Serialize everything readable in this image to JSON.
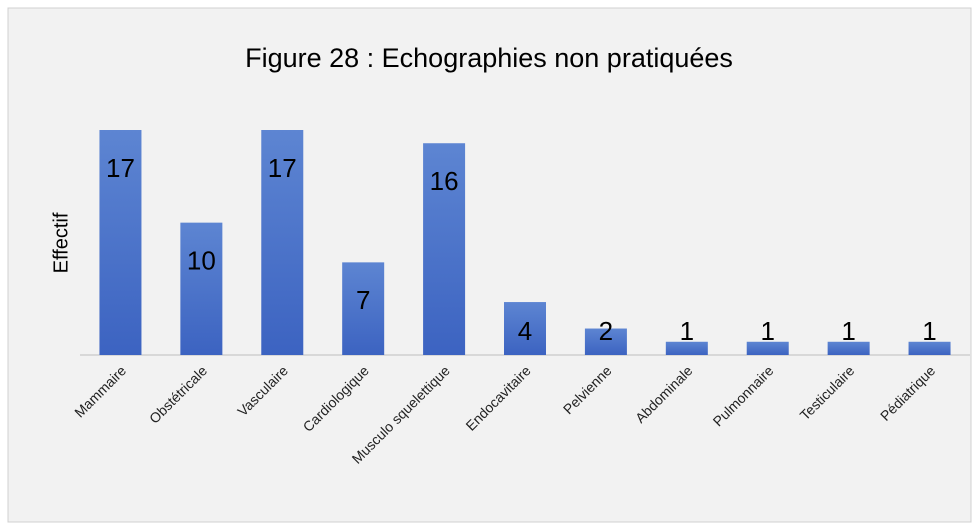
{
  "chart_data": {
    "type": "bar",
    "title": "Figure 28 : Echographies non pratiquées",
    "y_label": "Effectif",
    "categories": [
      "Mammaire",
      "Obstétricale",
      "Vasculaire",
      "Cardiologique",
      "Musculo squelettique",
      "Endocavitaire",
      "Pelvienne",
      "Abdominale",
      "Pulmonnaire",
      "Testiculaire",
      "Pédiatrique"
    ],
    "values": [
      17,
      10,
      17,
      7,
      16,
      4,
      2,
      1,
      1,
      1,
      1
    ],
    "color": "#4a72c8",
    "ylim": [
      0,
      17
    ],
    "data_labels": true
  }
}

▶ **Stated problem**
Generate a word-for-word copy of the preceding records, excluding all pictures.

▶ **Response to the task**
Serialize everything readable in this image to JSON.
{
  "chart_data": {
    "type": "bar",
    "title": "Figure 28 : Echographies non pratiquées",
    "y_label": "Effectif",
    "categories": [
      "Mammaire",
      "Obstétricale",
      "Vasculaire",
      "Cardiologique",
      "Musculo squelettique",
      "Endocavitaire",
      "Pelvienne",
      "Abdominale",
      "Pulmonnaire",
      "Testiculaire",
      "Pédiatrique"
    ],
    "values": [
      17,
      10,
      17,
      7,
      16,
      4,
      2,
      1,
      1,
      1,
      1
    ],
    "color": "#4a72c8",
    "ylim": [
      0,
      17
    ],
    "data_labels": true
  }
}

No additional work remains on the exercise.